╭──

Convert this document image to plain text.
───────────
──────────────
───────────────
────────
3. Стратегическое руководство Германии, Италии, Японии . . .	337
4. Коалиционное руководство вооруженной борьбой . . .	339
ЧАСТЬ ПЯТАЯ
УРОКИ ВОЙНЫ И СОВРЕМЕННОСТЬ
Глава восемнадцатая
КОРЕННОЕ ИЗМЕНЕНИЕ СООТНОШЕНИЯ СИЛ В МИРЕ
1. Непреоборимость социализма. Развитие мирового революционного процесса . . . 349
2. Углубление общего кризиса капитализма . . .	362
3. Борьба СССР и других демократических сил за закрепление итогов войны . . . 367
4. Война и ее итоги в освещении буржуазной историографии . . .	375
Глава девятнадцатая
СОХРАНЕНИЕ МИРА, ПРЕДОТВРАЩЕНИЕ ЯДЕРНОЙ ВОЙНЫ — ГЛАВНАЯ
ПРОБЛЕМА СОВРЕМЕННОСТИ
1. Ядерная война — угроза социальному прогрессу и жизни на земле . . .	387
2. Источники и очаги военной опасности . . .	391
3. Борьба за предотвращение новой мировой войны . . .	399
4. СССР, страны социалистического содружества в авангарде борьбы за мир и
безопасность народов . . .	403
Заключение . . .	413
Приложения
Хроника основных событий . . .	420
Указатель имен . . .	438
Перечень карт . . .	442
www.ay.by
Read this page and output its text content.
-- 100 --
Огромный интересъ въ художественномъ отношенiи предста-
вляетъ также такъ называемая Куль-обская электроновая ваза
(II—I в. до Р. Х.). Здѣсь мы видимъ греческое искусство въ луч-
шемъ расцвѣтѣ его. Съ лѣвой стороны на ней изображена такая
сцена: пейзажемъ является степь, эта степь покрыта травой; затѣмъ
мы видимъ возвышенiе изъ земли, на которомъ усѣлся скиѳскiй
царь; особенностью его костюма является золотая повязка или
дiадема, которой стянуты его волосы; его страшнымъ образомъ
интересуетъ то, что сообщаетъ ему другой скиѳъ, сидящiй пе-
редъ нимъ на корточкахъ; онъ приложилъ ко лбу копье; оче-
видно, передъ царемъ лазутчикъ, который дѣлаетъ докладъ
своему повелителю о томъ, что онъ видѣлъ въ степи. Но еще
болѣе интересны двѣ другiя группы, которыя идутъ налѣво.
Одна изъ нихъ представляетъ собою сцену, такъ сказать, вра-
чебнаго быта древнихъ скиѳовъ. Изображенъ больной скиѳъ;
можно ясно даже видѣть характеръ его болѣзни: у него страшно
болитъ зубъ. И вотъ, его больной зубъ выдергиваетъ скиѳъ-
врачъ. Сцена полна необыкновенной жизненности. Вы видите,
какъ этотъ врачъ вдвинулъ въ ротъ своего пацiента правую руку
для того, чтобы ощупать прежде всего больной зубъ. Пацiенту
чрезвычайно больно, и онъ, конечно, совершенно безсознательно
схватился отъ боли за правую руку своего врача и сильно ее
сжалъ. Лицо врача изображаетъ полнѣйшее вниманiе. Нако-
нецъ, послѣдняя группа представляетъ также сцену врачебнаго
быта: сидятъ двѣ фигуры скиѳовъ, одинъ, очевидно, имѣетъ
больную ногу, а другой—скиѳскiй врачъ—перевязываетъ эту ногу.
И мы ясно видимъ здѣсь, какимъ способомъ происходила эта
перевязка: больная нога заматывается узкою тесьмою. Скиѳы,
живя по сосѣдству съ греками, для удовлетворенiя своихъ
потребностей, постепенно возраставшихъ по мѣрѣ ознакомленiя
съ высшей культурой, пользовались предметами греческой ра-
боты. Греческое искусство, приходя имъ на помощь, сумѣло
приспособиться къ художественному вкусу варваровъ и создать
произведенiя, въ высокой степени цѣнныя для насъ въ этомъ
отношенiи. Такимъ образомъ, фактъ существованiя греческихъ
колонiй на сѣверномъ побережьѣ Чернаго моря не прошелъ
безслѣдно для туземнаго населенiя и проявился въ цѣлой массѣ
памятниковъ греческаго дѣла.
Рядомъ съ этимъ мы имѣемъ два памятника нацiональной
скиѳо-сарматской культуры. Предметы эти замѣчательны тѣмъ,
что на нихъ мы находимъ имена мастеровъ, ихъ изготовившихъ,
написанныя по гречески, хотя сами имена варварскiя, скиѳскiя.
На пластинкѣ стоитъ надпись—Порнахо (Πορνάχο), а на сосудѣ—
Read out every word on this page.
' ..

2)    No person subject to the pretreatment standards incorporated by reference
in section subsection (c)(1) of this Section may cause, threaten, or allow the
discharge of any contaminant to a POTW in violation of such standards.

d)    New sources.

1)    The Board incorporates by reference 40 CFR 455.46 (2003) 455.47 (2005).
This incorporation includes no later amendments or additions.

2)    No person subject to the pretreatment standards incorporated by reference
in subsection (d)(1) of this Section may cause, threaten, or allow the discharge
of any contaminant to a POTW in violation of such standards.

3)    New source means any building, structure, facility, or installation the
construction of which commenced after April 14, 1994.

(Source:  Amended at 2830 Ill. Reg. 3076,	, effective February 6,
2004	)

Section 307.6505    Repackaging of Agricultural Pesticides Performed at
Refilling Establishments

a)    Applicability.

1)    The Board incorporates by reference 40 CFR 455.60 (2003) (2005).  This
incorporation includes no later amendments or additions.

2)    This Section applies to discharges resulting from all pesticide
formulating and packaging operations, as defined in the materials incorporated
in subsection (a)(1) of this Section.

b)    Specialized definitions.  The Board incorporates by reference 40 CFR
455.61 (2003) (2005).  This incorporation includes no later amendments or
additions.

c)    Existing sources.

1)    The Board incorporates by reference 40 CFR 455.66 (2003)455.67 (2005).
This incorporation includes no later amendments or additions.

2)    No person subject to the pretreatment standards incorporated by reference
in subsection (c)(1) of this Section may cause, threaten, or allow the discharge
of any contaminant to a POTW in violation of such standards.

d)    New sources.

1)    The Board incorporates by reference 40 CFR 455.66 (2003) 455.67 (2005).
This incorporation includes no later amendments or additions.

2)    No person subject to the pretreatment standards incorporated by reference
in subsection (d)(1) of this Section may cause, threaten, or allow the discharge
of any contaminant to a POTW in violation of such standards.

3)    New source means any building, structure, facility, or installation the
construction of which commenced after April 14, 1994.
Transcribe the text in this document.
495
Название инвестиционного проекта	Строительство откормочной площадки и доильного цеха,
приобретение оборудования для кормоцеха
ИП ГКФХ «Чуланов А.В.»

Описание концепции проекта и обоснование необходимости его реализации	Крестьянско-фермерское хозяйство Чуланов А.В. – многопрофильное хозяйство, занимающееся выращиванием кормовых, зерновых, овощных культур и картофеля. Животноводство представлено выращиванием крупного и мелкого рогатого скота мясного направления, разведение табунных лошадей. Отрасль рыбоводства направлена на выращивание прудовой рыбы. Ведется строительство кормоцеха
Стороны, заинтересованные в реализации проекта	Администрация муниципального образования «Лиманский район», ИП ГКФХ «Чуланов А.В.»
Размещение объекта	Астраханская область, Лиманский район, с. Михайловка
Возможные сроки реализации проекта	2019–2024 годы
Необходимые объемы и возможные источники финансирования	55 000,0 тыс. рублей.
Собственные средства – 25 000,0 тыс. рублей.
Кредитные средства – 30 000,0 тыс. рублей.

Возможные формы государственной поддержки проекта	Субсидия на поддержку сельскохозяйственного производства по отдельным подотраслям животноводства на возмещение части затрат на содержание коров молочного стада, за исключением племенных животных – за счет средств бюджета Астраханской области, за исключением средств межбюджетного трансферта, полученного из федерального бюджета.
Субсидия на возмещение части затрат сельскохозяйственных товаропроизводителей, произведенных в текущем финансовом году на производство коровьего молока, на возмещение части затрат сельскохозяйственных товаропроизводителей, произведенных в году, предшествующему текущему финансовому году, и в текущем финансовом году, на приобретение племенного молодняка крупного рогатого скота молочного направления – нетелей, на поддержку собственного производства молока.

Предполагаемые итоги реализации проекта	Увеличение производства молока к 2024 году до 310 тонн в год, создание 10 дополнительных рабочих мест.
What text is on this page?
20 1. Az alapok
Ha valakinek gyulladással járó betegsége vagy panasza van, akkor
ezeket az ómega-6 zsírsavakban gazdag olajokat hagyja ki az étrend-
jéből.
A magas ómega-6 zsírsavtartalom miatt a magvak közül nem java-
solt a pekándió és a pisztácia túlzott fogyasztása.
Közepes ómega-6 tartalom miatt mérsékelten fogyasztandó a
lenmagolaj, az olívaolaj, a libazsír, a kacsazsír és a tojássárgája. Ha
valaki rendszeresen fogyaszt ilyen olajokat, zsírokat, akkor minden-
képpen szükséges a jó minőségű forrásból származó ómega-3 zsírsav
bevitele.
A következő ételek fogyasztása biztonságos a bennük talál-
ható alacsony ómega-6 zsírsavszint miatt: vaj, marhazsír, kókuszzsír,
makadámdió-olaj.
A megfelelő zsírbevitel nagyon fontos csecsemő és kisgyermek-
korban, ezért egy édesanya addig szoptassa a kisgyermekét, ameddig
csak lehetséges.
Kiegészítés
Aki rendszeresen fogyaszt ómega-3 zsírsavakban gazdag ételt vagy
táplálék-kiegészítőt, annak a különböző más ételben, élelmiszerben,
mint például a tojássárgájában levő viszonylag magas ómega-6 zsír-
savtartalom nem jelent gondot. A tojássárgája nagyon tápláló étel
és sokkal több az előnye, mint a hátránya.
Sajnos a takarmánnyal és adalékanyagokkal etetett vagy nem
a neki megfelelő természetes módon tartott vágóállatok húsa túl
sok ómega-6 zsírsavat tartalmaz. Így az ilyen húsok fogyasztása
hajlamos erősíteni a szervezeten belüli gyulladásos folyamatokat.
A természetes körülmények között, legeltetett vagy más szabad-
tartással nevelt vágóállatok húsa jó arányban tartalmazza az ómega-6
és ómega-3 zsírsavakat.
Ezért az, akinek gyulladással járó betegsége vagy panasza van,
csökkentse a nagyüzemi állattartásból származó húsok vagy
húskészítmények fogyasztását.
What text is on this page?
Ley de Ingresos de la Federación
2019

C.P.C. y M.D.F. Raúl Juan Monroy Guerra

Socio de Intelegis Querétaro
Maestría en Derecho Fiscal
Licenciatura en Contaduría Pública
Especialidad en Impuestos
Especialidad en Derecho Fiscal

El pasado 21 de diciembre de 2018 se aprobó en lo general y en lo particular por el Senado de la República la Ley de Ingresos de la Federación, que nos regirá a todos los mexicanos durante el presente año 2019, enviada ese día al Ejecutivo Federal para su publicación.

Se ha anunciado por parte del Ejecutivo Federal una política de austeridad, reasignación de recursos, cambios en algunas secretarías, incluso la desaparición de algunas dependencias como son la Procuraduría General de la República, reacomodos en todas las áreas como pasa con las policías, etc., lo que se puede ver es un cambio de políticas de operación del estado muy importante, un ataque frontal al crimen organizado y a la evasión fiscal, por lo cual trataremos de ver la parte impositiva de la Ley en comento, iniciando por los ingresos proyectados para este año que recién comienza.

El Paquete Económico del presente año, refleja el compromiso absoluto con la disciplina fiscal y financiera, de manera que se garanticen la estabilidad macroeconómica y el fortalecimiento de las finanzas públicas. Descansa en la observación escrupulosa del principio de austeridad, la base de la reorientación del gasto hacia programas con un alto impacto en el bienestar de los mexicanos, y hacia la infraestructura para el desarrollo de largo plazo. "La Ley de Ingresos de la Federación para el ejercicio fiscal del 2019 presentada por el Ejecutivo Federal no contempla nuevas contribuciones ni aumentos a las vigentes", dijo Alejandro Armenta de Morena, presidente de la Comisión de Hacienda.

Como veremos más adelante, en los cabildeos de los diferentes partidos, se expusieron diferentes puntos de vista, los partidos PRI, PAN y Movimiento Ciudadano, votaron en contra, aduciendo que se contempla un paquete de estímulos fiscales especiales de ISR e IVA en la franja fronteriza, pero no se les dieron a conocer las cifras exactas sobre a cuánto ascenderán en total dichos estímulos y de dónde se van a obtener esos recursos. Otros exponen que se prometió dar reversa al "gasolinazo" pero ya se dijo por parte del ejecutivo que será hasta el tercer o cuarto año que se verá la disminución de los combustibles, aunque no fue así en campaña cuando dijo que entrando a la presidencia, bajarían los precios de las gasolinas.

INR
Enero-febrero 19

╰──

*The task*. State only how many lines in the material include "Read".

*Task solution*. 2